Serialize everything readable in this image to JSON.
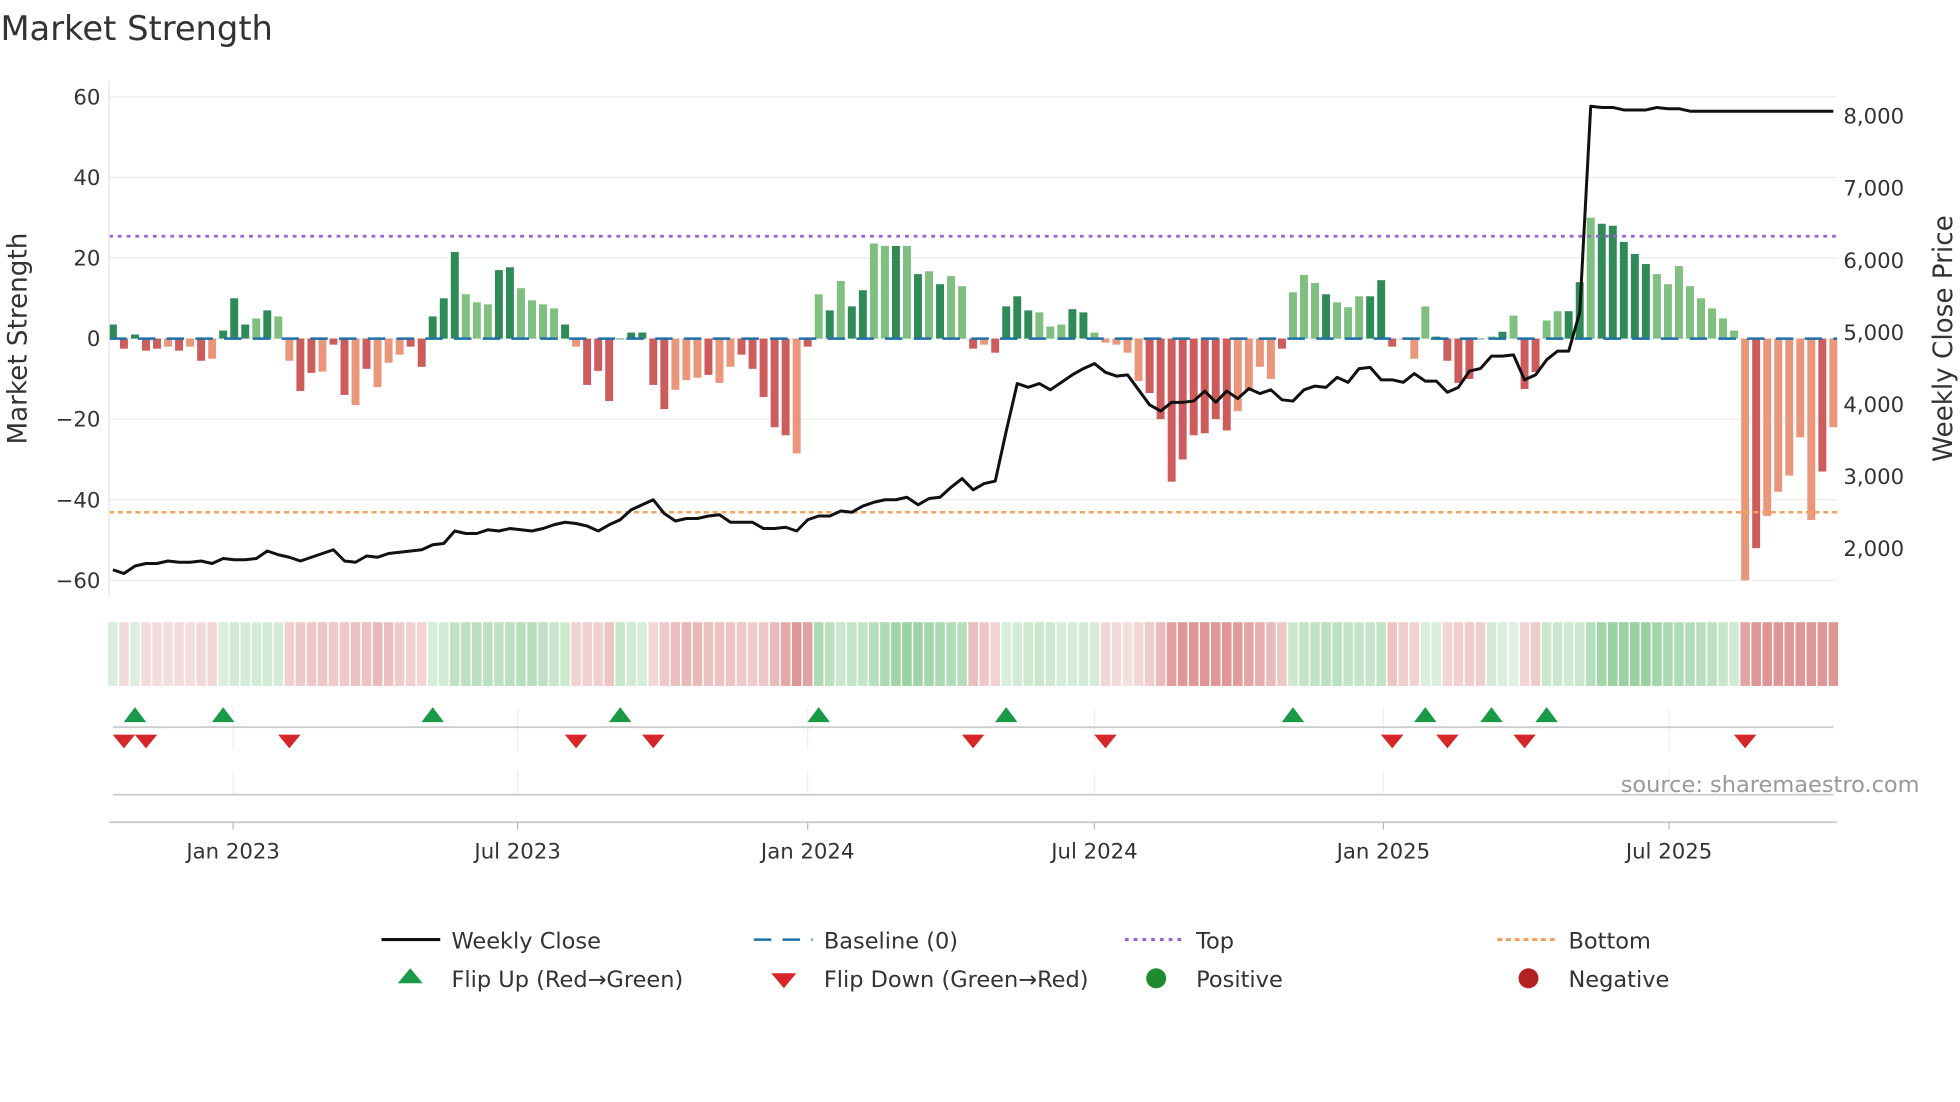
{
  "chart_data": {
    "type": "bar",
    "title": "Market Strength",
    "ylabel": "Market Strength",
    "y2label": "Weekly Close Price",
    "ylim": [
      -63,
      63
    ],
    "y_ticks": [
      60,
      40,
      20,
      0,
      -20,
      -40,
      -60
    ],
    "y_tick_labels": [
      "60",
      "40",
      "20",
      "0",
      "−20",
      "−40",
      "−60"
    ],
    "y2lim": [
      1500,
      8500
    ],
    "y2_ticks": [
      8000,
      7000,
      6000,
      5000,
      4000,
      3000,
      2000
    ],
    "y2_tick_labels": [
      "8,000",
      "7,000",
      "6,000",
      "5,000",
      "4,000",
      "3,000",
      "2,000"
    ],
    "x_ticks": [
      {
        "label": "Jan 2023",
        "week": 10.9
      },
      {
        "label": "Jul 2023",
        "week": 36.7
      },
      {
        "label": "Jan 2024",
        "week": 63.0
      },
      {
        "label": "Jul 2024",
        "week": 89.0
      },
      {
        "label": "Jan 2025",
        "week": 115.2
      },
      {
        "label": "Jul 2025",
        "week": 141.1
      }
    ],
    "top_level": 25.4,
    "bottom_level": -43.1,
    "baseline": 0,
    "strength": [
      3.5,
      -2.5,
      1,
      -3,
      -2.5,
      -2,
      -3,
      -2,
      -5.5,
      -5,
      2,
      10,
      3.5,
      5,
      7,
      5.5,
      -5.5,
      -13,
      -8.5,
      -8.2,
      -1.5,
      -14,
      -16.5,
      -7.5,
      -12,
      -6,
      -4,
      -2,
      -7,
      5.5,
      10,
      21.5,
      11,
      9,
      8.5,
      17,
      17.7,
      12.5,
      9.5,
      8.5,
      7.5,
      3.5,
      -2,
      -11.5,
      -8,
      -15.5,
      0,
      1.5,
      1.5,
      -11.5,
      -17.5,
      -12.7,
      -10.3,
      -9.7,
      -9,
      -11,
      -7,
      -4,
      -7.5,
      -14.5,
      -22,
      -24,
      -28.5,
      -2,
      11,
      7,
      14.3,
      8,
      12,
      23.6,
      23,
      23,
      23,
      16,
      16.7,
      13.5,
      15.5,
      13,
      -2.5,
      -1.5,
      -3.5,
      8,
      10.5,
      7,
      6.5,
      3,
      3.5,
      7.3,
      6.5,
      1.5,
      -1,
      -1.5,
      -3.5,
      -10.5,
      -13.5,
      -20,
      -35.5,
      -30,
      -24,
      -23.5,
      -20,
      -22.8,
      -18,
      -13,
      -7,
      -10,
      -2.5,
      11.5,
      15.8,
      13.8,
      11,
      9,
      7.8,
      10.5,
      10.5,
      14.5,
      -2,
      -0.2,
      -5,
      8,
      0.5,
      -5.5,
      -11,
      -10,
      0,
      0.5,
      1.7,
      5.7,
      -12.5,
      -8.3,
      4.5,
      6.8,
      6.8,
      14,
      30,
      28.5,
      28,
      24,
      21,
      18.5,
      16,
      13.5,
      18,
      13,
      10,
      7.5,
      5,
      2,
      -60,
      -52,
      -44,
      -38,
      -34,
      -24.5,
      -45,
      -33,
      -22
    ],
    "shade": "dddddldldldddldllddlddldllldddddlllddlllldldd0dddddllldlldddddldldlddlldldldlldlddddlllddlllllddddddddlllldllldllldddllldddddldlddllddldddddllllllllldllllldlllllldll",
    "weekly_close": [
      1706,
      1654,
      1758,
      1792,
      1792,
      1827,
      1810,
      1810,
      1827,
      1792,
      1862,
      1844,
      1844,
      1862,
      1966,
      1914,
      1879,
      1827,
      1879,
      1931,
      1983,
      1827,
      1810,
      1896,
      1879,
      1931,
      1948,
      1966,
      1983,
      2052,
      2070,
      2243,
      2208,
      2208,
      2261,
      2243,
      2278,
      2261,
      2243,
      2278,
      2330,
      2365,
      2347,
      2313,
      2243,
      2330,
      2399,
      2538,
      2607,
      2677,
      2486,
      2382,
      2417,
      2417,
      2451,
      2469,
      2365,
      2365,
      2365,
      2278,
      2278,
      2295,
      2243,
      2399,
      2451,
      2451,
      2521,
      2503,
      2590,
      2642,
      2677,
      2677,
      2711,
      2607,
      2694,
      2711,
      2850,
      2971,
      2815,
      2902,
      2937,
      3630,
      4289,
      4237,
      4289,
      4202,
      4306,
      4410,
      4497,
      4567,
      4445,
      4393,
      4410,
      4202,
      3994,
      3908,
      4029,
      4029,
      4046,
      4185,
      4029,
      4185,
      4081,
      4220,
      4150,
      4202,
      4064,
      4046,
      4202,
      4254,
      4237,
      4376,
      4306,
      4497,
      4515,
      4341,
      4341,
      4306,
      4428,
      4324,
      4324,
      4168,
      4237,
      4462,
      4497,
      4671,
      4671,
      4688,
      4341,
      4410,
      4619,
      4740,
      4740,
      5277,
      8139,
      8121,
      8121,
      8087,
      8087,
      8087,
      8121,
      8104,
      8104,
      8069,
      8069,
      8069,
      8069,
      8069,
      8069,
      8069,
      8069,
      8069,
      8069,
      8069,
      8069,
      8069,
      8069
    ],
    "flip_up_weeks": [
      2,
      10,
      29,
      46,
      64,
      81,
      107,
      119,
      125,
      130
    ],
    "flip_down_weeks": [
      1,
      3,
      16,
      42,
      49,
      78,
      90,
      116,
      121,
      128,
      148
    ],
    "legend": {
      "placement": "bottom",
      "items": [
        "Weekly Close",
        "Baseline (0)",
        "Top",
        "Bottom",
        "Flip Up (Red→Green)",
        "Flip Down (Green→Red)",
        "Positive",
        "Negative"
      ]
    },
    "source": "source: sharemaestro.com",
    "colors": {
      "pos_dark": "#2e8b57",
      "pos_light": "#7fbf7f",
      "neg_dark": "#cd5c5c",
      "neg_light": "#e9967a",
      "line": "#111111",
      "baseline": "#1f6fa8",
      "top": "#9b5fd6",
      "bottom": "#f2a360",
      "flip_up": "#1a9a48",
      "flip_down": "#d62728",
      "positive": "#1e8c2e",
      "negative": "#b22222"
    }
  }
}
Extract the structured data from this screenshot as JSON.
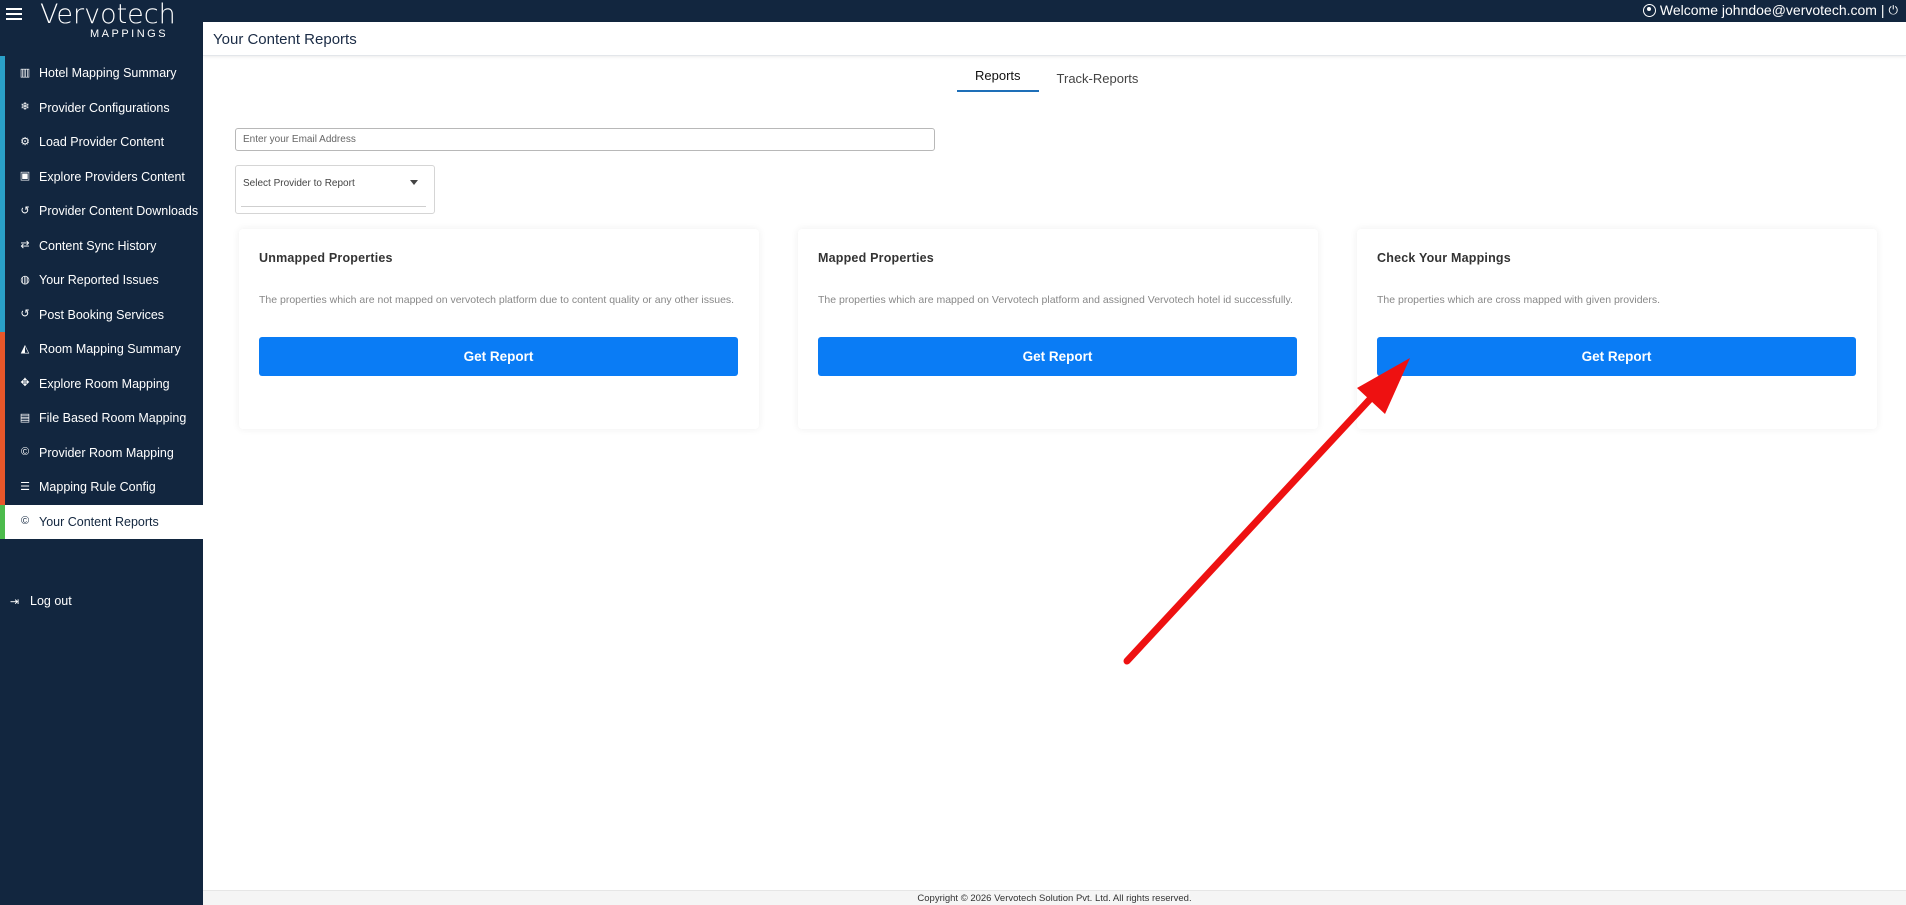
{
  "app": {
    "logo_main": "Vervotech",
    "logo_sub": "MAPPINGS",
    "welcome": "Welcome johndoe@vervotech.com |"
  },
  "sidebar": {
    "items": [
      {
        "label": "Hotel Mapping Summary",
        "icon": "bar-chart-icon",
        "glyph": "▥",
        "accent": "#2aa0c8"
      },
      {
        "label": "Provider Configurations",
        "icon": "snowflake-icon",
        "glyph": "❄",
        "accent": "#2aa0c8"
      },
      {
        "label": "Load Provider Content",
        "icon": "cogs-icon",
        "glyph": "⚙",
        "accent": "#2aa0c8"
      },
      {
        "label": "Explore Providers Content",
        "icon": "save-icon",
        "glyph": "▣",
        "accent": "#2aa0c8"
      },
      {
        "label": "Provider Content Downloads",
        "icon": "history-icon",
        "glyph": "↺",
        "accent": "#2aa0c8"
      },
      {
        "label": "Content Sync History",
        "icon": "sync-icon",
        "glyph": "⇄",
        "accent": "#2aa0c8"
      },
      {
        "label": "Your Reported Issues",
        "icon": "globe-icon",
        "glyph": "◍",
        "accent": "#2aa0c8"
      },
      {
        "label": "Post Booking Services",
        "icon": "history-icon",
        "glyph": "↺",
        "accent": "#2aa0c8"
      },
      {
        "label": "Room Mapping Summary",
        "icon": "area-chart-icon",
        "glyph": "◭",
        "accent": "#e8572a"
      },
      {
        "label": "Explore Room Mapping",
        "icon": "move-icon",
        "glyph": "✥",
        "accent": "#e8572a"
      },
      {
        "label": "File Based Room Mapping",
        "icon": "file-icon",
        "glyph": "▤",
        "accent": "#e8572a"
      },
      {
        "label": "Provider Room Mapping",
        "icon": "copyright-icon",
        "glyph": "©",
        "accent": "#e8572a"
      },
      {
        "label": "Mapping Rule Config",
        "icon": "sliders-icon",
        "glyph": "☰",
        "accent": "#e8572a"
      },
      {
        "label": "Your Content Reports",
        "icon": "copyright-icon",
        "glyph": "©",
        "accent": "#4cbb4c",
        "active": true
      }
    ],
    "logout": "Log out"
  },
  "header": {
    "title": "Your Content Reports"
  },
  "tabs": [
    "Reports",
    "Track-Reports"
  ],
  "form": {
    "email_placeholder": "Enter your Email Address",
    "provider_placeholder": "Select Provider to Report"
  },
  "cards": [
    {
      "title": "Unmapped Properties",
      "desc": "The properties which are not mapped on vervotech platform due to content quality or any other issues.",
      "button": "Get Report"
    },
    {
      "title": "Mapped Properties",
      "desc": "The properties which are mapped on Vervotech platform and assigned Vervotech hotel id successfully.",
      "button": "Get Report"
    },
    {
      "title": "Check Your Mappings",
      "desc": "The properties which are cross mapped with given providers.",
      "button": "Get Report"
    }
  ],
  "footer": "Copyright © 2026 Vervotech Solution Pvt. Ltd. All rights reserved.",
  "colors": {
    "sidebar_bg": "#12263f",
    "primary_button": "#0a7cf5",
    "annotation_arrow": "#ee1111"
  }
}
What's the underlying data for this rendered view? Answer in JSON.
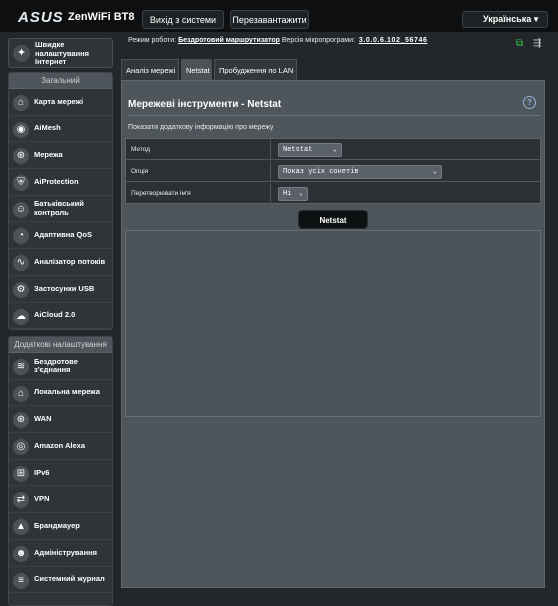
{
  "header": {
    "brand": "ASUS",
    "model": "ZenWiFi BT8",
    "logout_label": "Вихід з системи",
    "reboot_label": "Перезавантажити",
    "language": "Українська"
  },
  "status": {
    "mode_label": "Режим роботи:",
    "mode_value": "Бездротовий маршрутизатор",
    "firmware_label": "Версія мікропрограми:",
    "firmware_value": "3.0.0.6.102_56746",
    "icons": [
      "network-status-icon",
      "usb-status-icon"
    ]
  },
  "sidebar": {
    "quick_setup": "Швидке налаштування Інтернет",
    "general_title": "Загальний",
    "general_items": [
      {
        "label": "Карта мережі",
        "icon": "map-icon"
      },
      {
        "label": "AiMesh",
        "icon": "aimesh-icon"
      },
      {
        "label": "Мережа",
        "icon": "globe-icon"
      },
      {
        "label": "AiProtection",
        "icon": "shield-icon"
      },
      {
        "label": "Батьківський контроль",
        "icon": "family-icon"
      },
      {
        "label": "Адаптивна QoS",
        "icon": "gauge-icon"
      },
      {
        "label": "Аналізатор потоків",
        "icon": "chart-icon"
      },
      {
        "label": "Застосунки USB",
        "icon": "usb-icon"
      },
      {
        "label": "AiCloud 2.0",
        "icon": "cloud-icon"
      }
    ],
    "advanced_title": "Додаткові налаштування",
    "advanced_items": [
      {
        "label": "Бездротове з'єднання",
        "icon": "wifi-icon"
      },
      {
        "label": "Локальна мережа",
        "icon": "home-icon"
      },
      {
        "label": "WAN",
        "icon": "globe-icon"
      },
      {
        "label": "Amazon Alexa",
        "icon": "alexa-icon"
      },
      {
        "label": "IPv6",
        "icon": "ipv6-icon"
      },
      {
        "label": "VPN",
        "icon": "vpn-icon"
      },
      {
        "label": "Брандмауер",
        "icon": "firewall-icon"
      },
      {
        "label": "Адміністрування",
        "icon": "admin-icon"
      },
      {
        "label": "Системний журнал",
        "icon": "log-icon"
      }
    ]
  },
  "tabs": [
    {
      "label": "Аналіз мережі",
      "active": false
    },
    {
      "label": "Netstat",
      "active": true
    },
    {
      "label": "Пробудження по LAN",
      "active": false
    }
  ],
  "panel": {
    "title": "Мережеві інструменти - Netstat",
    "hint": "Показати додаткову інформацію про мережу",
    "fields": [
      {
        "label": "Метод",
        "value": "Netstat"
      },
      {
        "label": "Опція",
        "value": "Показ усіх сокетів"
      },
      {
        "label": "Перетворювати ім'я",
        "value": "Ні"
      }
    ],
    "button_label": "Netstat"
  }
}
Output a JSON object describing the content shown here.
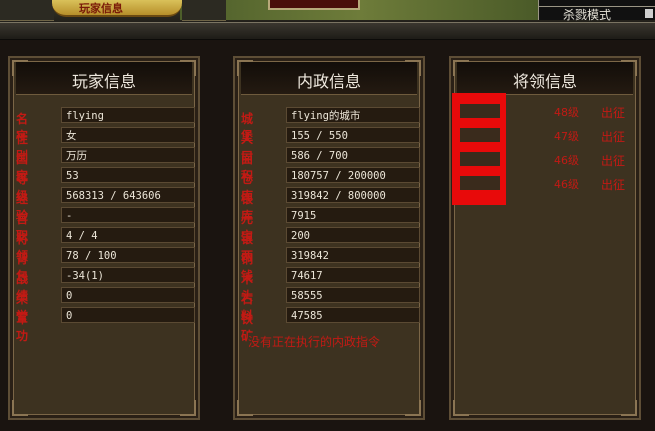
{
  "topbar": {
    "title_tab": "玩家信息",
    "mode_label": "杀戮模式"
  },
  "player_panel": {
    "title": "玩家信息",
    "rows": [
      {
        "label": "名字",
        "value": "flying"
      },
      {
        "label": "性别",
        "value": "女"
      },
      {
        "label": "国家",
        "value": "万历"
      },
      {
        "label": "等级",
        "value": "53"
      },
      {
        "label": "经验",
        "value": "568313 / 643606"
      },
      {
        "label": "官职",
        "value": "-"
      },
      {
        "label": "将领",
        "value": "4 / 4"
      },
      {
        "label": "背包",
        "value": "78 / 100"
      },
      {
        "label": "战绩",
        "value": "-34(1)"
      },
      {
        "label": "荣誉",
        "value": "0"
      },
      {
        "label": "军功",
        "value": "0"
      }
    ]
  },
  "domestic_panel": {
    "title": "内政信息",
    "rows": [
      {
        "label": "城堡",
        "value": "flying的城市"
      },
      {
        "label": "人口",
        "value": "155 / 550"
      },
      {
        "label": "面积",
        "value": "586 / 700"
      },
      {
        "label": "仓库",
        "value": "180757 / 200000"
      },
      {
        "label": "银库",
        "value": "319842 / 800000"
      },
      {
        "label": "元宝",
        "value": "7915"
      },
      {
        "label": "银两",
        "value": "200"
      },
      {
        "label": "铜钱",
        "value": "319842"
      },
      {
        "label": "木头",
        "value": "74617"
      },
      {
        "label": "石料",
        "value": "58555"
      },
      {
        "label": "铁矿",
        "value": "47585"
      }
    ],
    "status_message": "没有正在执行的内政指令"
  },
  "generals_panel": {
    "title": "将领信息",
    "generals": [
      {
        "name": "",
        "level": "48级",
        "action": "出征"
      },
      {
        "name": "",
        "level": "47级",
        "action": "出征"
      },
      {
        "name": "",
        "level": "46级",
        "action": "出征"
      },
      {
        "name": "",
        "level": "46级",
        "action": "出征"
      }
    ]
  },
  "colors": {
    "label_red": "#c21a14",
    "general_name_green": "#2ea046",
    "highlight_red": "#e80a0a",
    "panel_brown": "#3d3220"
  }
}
------
- What is asked -
Only the number is needed: state how many lines in the listing contain "Netstat".

- Response to this task -
4